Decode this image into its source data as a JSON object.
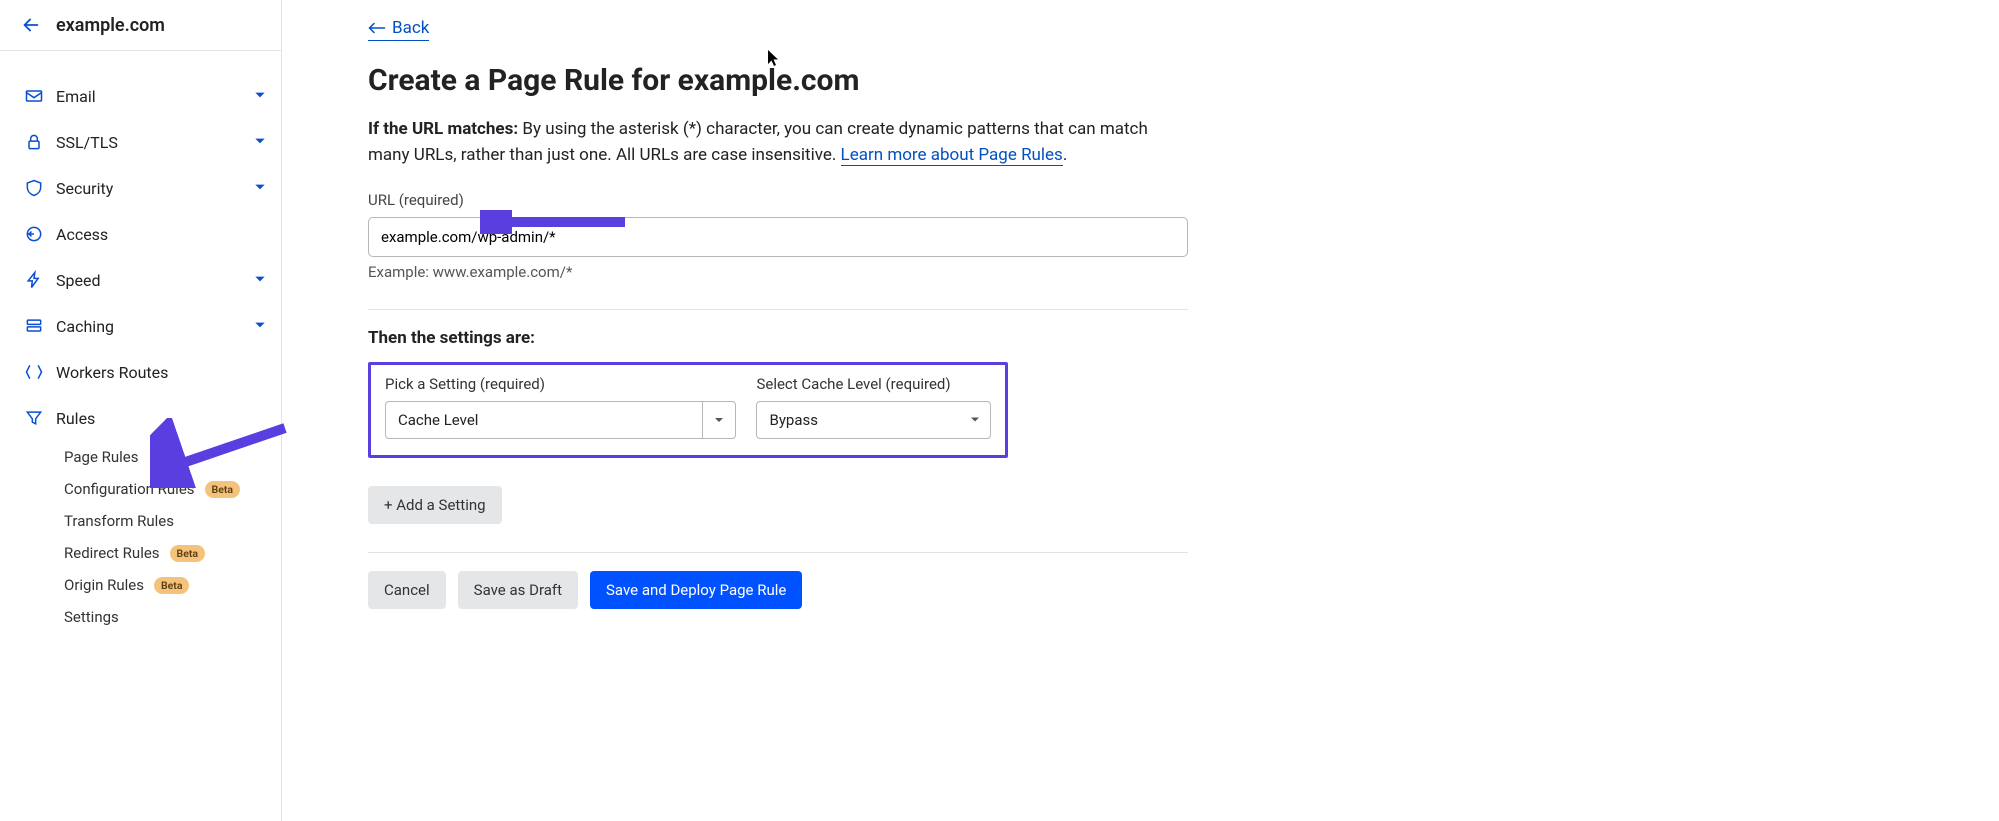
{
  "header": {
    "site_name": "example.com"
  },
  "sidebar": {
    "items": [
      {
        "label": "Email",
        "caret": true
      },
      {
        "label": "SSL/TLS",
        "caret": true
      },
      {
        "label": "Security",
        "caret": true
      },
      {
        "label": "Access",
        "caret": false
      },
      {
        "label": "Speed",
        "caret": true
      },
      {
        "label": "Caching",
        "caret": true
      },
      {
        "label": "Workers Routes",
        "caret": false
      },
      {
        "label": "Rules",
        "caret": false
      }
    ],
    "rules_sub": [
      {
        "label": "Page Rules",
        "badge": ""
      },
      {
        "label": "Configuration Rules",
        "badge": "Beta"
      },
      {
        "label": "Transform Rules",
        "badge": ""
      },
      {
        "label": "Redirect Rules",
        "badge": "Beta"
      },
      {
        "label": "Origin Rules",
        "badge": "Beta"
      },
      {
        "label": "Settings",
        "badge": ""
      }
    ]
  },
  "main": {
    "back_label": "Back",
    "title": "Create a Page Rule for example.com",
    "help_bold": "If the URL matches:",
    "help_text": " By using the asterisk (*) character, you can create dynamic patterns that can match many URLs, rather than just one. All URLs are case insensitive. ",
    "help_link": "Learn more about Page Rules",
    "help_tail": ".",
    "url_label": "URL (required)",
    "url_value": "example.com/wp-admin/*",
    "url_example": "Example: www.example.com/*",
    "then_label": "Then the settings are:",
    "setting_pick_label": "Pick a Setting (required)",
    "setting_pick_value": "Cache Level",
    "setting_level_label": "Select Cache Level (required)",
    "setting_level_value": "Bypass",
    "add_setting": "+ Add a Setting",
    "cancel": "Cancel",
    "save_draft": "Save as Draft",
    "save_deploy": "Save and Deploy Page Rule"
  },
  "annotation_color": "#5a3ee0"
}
==
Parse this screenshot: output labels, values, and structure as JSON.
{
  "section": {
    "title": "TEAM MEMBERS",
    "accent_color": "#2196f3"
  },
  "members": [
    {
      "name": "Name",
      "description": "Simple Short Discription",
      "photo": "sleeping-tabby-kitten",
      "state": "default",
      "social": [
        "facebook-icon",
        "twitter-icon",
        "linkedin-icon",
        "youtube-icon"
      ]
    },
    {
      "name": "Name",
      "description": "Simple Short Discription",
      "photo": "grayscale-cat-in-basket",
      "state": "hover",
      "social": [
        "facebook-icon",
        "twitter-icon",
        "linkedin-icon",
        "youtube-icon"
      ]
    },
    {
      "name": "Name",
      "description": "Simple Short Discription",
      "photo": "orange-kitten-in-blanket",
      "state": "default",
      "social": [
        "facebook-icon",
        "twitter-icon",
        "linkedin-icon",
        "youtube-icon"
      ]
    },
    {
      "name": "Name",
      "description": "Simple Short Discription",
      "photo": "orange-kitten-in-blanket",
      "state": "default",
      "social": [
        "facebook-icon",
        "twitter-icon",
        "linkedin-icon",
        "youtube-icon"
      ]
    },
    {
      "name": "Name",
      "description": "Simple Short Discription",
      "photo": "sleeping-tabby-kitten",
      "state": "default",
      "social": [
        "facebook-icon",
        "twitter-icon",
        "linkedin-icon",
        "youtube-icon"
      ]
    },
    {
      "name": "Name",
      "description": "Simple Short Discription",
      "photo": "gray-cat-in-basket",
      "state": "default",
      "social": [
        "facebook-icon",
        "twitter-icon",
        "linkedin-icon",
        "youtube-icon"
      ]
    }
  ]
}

# Required work:
Return all lines of the material above in which the word "Cache" occurs.

# Response:
    "setting_pick_value": "Cache Level",
    "setting_level_label": "Select Cache Level (required)",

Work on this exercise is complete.